Aim of the exercise:
Copy out each line exactly; pictures stay out of the copy.

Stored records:
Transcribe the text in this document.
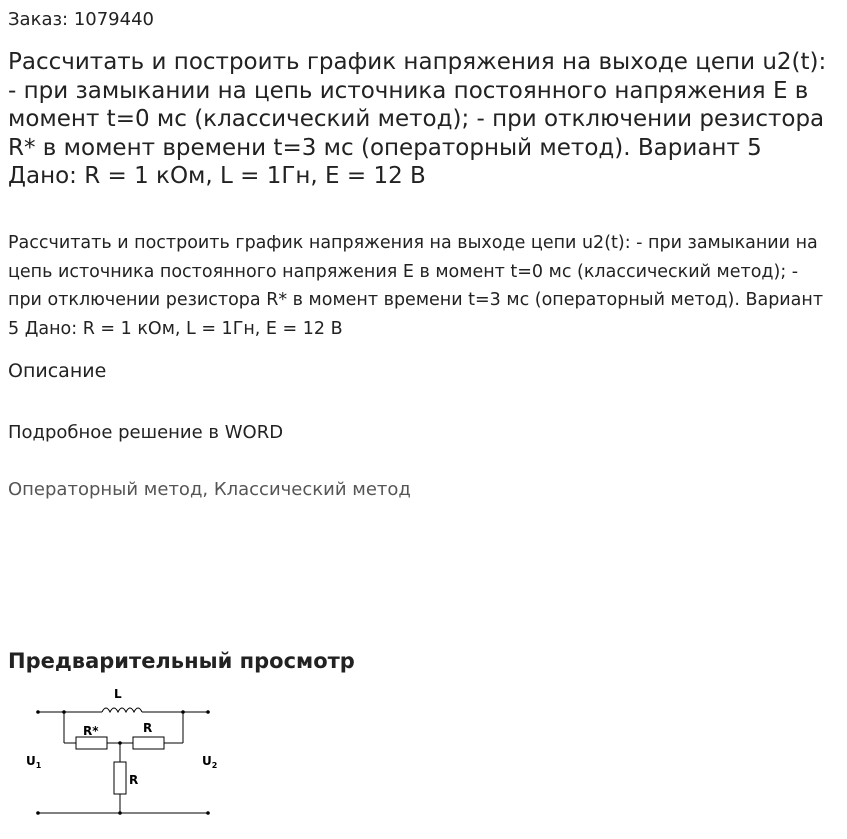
Заказ: 1079440
Рассчитать и построить график напряжения на выходе цепи u2(t): - при замыкании на цепь источника постоянного напряжения E в момент t=0 мс (классический метод); - при отключении резистора R* в момент времени t=3 мс (операторный метод). Вариант 5 Дано: R = 1 кОм, L = 1Гн, E = 12 В

Рассчитать и построить график напряжения на выходе цепи u2(t): - при замыкании на цепь источника постоянного напряжения E в момент t=0 мс (классический метод); - при отключении резистора R* в момент времени t=3 мс (операторный метод). Вариант 5 Дано: R = 1 кОм, L = 1Гн, E = 12 В

Описание
Подробное решение в WORD
Операторный метод, Классический метод
Предварительный просмотр
L
R*	R
R
$U_1$	$U_2$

Written reply:
Transcribe the text in this document.
Заказ: 1079440
Рассчитать и построить график напряжения на выходе цепи u2(t): - при замыкании на цепь источника постоянного напряжения E в момент t=0 мс (классический метод); - при отключении резистора R* в момент времени t=3 мс (операторный метод). Вариант 5 Дано: R = 1 кОм, L = 1Гн, E = 12 В

Рассчитать и построить график напряжения на выходе цепи u2(t): - при замыкании на цепь источника постоянного напряжения E в момент t=0 мс (классический метод); - при отключении резистора R* в момент времени t=3 мс (операторный метод). Вариант 5 Дано: R = 1 кОм, L = 1Гн, E = 12 В

Описание
Подробное решение в WORD
Операторный метод, Классический метод
Предварительный просмотр
L
R*	R
R
$U_1$	$U_2$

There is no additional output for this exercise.